# start of Data
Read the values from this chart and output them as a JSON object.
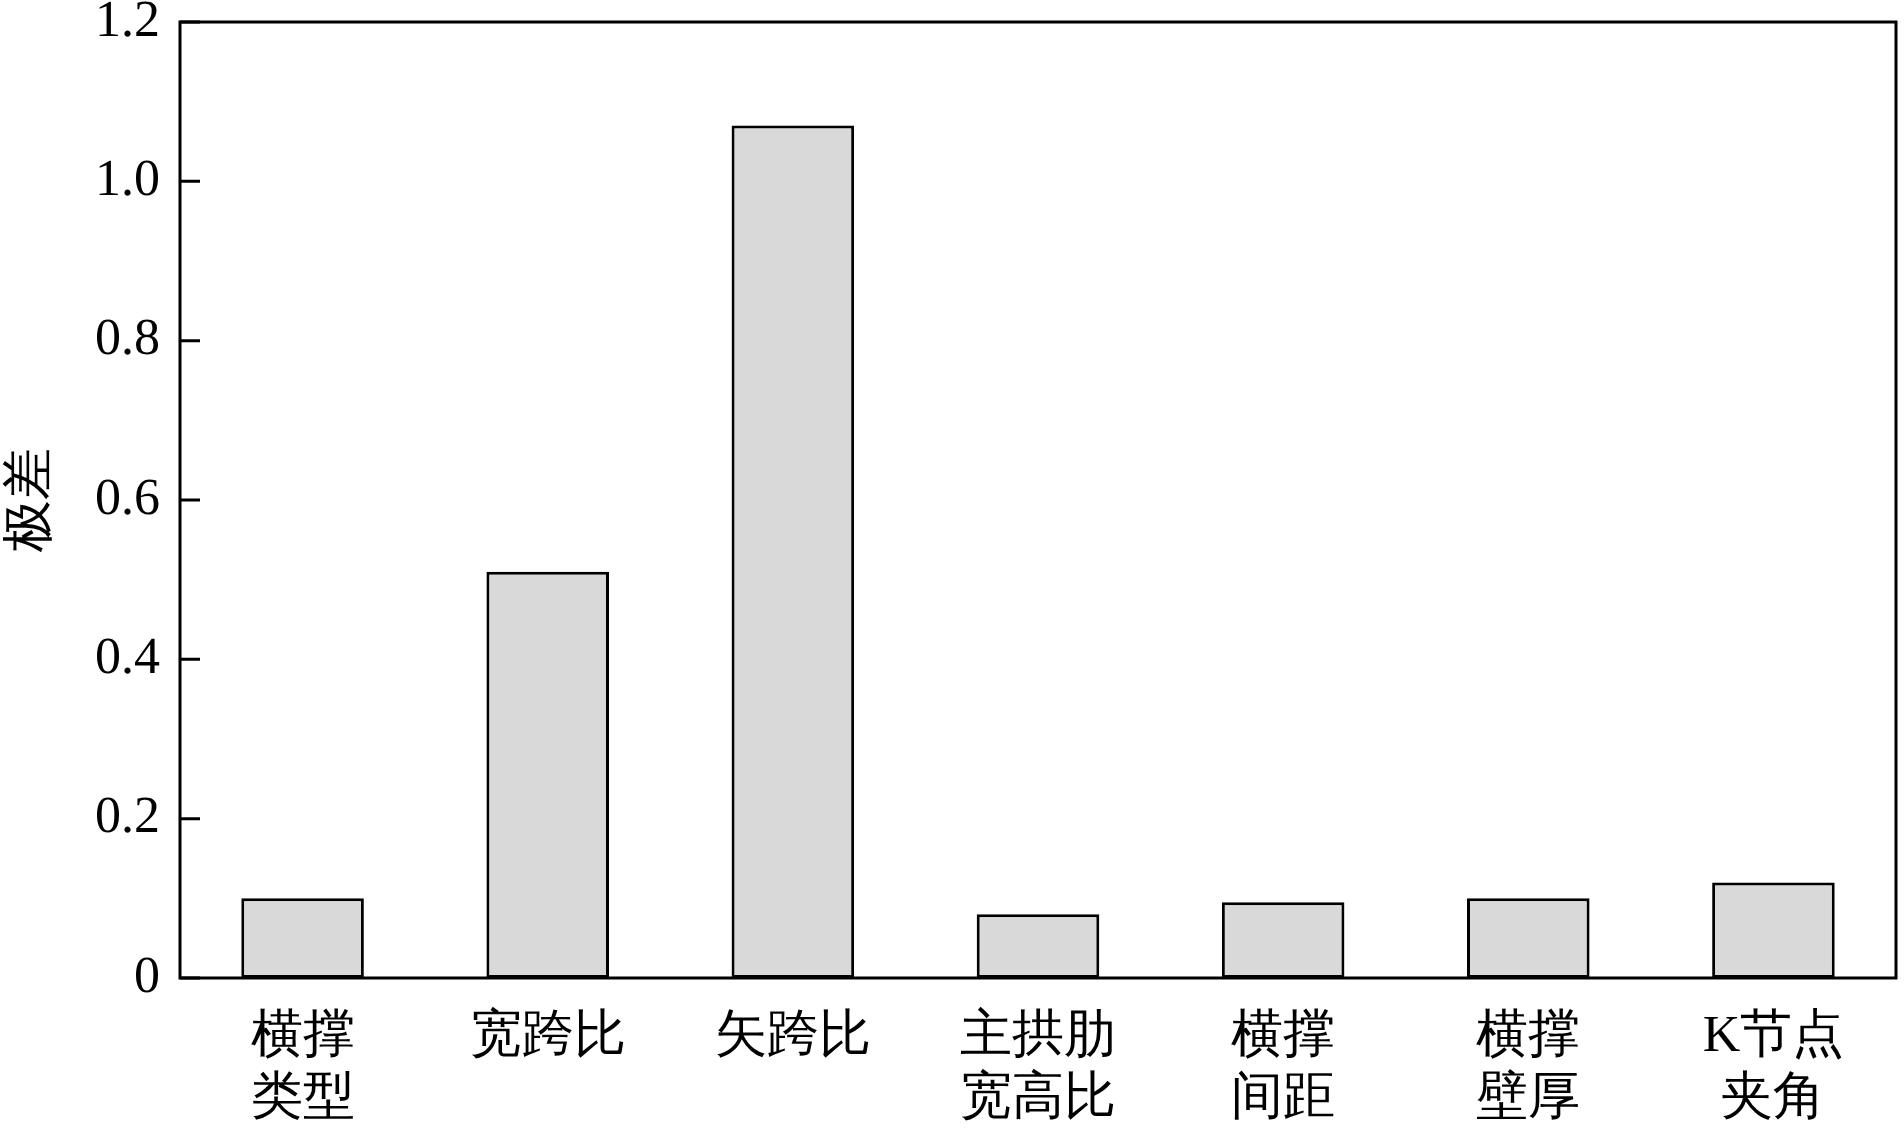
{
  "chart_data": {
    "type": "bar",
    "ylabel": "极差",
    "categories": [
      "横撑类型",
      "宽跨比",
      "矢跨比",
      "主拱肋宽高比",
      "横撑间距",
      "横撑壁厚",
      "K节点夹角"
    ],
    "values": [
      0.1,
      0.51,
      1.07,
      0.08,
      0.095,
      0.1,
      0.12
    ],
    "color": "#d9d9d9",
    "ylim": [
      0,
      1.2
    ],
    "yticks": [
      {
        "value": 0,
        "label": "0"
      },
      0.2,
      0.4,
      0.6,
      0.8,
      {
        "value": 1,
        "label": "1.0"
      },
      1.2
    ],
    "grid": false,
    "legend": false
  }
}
# end of Data
* **What this task involves**: Repeat the data in full and exactly. Omit pictures.

* **Reply**:
Read the values from this chart and output them as a JSON object.
{
  "chart_data": {
    "type": "bar",
    "ylabel": "极差",
    "categories": [
      "横撑类型",
      "宽跨比",
      "矢跨比",
      "主拱肋宽高比",
      "横撑间距",
      "横撑壁厚",
      "K节点夹角"
    ],
    "values": [
      0.1,
      0.51,
      1.07,
      0.08,
      0.095,
      0.1,
      0.12
    ],
    "color": "#d9d9d9",
    "ylim": [
      0,
      1.2
    ],
    "yticks": [
      {
        "value": 0,
        "label": "0"
      },
      0.2,
      0.4,
      0.6,
      0.8,
      {
        "value": 1,
        "label": "1.0"
      },
      1.2
    ],
    "grid": false,
    "legend": false
  }
}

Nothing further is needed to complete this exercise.